◆ TASK PROMPT ◆
Repeat the full listing below verbatim and keep the images out.

◆ SOURCE RECORDS ◆

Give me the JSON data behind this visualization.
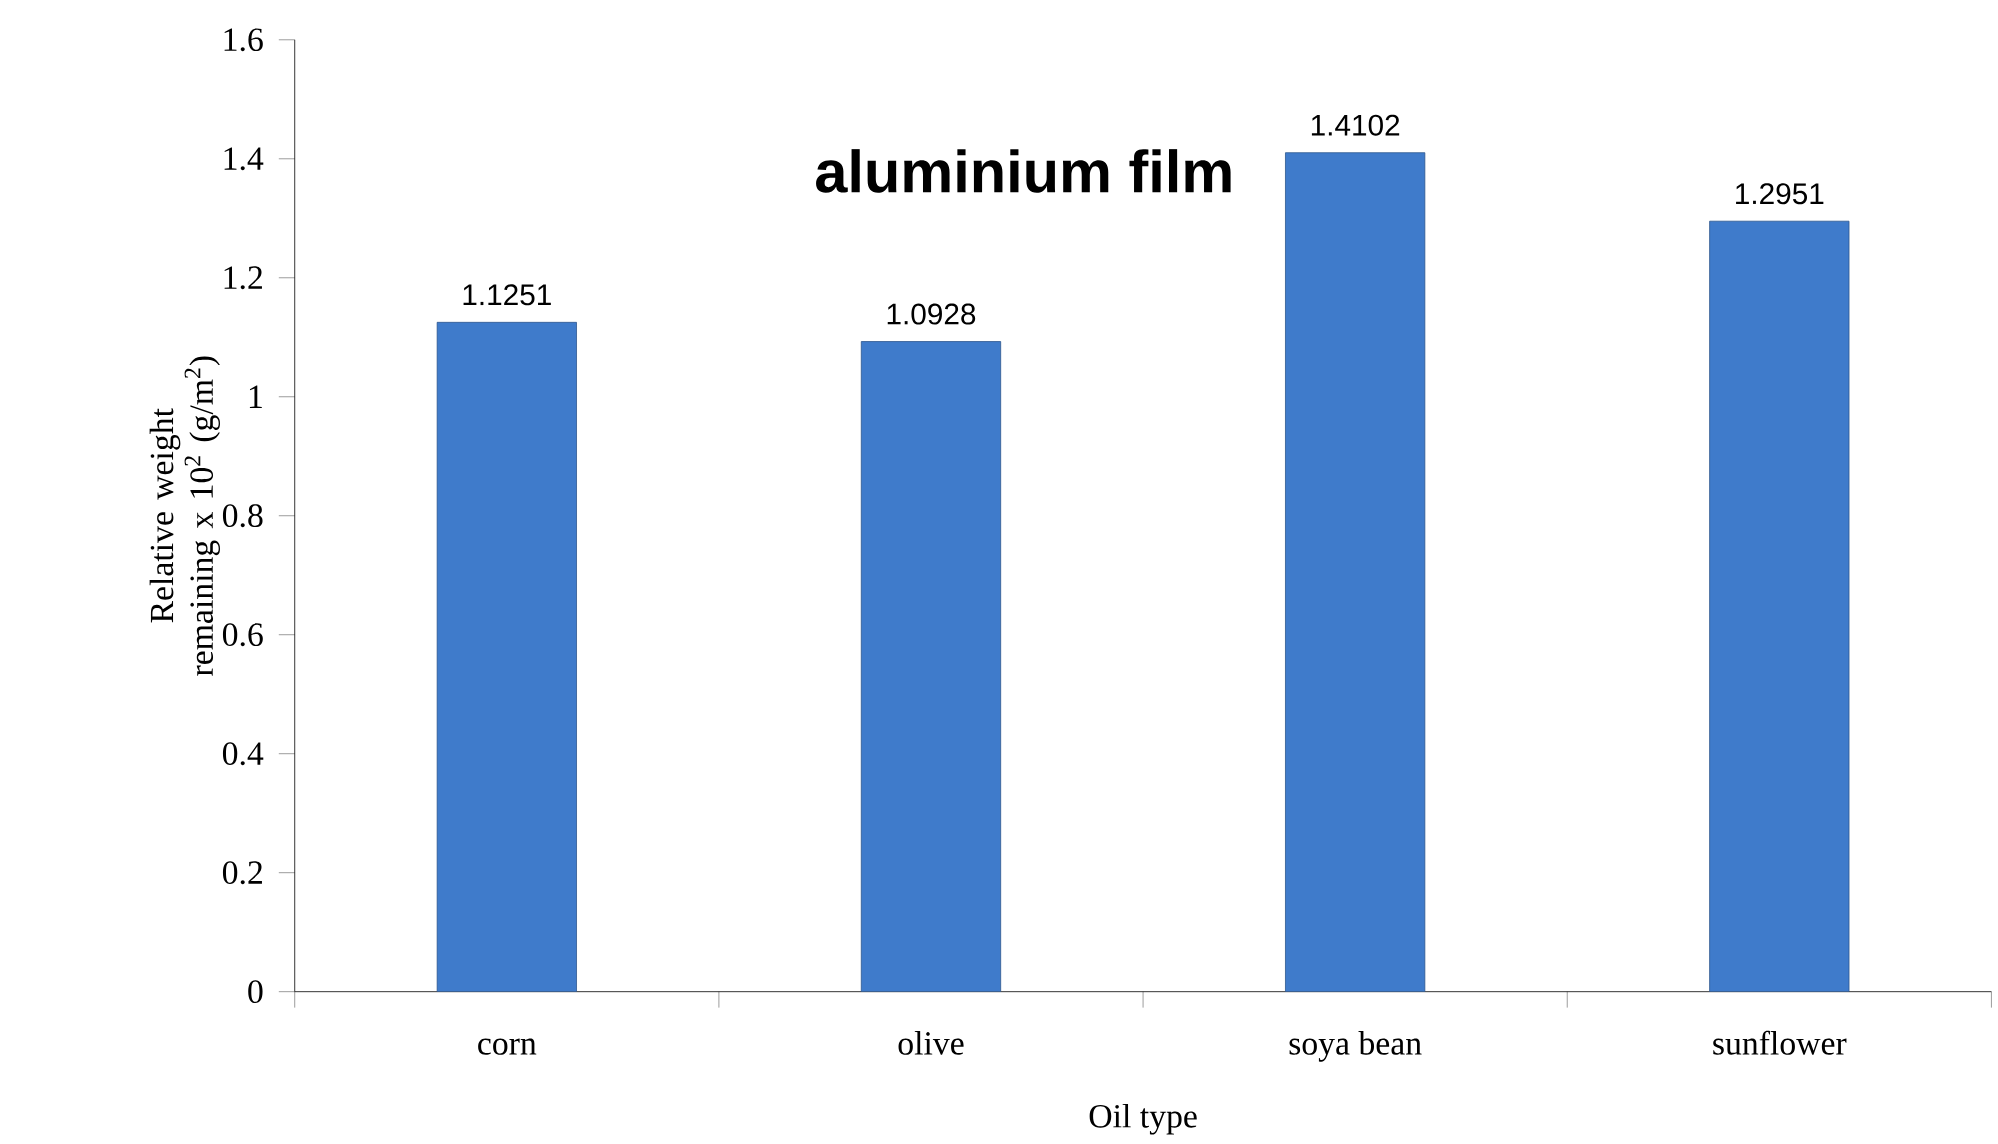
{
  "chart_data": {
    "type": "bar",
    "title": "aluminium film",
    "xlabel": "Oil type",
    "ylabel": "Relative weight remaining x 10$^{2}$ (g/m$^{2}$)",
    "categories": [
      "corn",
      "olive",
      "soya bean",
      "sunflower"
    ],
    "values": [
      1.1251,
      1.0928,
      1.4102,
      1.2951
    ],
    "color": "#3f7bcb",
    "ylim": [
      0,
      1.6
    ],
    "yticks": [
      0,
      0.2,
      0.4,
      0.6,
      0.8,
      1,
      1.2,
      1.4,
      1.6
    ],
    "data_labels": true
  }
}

◆ WORKED ANSWER ◆
Give me the JSON data behind this visualization.
{
  "chart_data": {
    "type": "bar",
    "title": "aluminium film",
    "xlabel": "Oil type",
    "ylabel": "Relative weight remaining x 10$^{2}$ (g/m$^{2}$)",
    "categories": [
      "corn",
      "olive",
      "soya bean",
      "sunflower"
    ],
    "values": [
      1.1251,
      1.0928,
      1.4102,
      1.2951
    ],
    "color": "#3f7bcb",
    "ylim": [
      0,
      1.6
    ],
    "yticks": [
      0,
      0.2,
      0.4,
      0.6,
      0.8,
      1,
      1.2,
      1.4,
      1.6
    ],
    "data_labels": true
  }
}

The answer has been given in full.